• _Task statement_: Please give nothing except the number of lines in the records below that include the word "SECTION".

• _Page records with their text_:
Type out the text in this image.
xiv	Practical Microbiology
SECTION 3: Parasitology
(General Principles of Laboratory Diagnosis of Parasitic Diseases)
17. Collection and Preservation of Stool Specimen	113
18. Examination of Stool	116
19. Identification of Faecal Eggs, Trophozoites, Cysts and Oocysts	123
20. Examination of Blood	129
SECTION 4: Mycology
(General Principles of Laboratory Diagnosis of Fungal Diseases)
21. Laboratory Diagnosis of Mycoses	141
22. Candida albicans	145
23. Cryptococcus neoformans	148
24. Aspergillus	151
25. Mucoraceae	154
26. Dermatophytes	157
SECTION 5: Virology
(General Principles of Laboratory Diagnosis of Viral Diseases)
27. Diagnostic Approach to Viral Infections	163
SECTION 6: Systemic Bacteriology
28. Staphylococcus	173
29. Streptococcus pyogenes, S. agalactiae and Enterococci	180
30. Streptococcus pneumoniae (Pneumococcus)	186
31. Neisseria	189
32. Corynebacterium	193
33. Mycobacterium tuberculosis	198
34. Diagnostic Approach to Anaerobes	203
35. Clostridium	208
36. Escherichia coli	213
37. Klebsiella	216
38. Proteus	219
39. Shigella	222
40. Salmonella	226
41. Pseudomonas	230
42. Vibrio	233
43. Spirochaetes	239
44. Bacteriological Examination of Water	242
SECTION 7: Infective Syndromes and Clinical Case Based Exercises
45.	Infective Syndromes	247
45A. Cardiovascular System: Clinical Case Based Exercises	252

• _Task response_: 5